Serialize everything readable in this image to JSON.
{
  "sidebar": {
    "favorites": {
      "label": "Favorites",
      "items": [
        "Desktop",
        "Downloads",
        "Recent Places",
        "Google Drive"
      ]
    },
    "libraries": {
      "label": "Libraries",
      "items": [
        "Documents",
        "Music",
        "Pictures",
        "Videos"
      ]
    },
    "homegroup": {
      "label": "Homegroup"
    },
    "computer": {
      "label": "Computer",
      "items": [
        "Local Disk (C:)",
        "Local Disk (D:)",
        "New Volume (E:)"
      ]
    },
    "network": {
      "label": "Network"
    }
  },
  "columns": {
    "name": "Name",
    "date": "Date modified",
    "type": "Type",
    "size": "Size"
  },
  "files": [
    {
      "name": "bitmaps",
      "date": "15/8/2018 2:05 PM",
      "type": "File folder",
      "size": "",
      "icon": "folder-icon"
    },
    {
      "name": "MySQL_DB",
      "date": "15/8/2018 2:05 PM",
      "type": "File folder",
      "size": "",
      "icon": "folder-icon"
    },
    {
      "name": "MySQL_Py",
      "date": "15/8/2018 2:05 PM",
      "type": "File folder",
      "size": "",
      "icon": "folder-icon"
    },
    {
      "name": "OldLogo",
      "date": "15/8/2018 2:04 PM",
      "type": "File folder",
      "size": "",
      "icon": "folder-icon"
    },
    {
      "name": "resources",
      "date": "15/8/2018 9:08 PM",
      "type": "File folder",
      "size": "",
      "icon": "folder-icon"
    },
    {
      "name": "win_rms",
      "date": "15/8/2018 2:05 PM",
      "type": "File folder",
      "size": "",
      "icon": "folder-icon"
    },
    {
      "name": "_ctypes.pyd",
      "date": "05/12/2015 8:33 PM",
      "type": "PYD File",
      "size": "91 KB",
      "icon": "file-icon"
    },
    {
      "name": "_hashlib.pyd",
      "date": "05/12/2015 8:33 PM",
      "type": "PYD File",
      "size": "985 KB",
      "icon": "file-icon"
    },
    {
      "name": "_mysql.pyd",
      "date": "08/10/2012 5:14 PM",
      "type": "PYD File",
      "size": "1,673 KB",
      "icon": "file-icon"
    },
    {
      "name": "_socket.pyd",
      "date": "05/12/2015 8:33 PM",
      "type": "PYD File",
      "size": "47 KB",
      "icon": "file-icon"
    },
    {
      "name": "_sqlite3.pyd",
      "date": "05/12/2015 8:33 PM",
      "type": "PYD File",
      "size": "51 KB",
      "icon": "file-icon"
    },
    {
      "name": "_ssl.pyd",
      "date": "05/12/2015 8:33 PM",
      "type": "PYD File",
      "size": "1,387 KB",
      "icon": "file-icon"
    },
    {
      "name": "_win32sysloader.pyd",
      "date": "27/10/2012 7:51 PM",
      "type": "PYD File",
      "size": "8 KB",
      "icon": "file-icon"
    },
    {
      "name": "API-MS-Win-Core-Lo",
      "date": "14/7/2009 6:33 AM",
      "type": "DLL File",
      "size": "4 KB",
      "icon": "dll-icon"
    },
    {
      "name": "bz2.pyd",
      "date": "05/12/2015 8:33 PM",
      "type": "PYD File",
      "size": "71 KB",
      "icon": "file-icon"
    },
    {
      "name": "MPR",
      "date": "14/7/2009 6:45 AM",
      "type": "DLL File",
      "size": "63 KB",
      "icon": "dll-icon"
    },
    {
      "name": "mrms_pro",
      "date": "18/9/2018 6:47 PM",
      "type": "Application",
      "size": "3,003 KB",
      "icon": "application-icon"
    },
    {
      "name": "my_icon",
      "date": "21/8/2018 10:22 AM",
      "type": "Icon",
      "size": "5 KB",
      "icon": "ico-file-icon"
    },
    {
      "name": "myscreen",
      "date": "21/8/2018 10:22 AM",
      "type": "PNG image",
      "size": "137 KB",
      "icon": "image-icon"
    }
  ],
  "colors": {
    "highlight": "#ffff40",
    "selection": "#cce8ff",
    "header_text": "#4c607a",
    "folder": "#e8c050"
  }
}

********

Report only how many lines in the listing contain the string "image".

3